The records:
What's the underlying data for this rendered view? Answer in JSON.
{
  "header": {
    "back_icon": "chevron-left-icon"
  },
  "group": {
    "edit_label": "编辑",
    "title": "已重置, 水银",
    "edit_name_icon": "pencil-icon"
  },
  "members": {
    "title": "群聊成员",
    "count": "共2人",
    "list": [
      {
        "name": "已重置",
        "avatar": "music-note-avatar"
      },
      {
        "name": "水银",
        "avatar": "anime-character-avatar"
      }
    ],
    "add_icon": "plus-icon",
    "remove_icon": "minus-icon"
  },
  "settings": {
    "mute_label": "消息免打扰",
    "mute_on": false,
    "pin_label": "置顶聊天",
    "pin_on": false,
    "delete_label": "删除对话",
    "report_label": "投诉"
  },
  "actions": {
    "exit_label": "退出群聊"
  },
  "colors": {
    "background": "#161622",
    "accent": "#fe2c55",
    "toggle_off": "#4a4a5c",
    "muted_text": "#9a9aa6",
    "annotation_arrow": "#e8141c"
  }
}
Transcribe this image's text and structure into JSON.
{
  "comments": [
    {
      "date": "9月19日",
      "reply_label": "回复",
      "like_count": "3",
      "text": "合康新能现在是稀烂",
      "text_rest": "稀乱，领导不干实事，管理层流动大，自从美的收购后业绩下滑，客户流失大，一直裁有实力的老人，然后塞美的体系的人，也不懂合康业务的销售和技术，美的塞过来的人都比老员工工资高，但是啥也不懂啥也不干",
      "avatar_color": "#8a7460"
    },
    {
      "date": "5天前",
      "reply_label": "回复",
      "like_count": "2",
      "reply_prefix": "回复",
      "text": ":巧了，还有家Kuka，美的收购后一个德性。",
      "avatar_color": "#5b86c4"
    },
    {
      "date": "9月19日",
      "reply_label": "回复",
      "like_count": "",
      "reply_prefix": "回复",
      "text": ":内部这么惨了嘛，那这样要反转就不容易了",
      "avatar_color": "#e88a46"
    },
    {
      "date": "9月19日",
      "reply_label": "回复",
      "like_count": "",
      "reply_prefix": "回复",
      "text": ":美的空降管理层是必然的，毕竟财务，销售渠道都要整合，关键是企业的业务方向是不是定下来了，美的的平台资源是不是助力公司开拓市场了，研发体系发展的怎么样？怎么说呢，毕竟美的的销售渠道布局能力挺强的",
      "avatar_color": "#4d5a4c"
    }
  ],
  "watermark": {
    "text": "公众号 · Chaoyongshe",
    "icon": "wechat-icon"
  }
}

Task instructions:
Reproduce all of the records exactly.

The response:
What's the underlying data for this rendered view? Answer in JSON.
{
  "header": {
    "back_icon": "chevron-left-icon"
  },
  "group": {
    "edit_label": "编辑",
    "title": "已重置, 水银",
    "edit_name_icon": "pencil-icon"
  },
  "members": {
    "title": "群聊成员",
    "count": "共2人",
    "list": [
      {
        "name": "已重置",
        "avatar": "music-note-avatar"
      },
      {
        "name": "水银",
        "avatar": "anime-character-avatar"
      }
    ],
    "add_icon": "plus-icon",
    "remove_icon": "minus-icon"
  },
  "settings": {
    "mute_label": "消息免打扰",
    "mute_on": false,
    "pin_label": "置顶聊天",
    "pin_on": false,
    "delete_label": "删除对话",
    "report_label": "投诉"
  },
  "actions": {
    "exit_label": "退出群聊"
  },
  "colors": {
    "background": "#161622",
    "accent": "#fe2c55",
    "toggle_off": "#4a4a5c",
    "muted_text": "#9a9aa6",
    "annotation_arrow": "#e8141c"
  }
}
Transcribe this image's text and structure into JSON.
{
  "comments": [
    {
      "date": "9月19日",
      "reply_label": "回复",
      "like_count": "3",
      "text": "合康新能现在是稀烂",
      "text_rest": "稀乱，领导不干实事，管理层流动大，自从美的收购后业绩下滑，客户流失大，一直裁有实力的老人，然后塞美的体系的人，也不懂合康业务的销售和技术，美的塞过来的人都比老员工工资高，但是啥也不懂啥也不干",
      "avatar_color": "#8a7460"
    },
    {
      "date": "5天前",
      "reply_label": "回复",
      "like_count": "2",
      "reply_prefix": "回复",
      "text": ":巧了，还有家Kuka，美的收购后一个德性。",
      "avatar_color": "#5b86c4"
    },
    {
      "date": "9月19日",
      "reply_label": "回复",
      "like_count": "",
      "reply_prefix": "回复",
      "text": ":内部这么惨了嘛，那这样要反转就不容易了",
      "avatar_color": "#e88a46"
    },
    {
      "date": "9月19日",
      "reply_label": "回复",
      "like_count": "",
      "reply_prefix": "回复",
      "text": ":美的空降管理层是必然的，毕竟财务，销售渠道都要整合，关键是企业的业务方向是不是定下来了，美的的平台资源是不是助力公司开拓市场了，研发体系发展的怎么样？怎么说呢，毕竟美的的销售渠道布局能力挺强的",
      "avatar_color": "#4d5a4c"
    }
  ],
  "watermark": {
    "text": "公众号 · Chaoyongshe",
    "icon": "wechat-icon"
  }
}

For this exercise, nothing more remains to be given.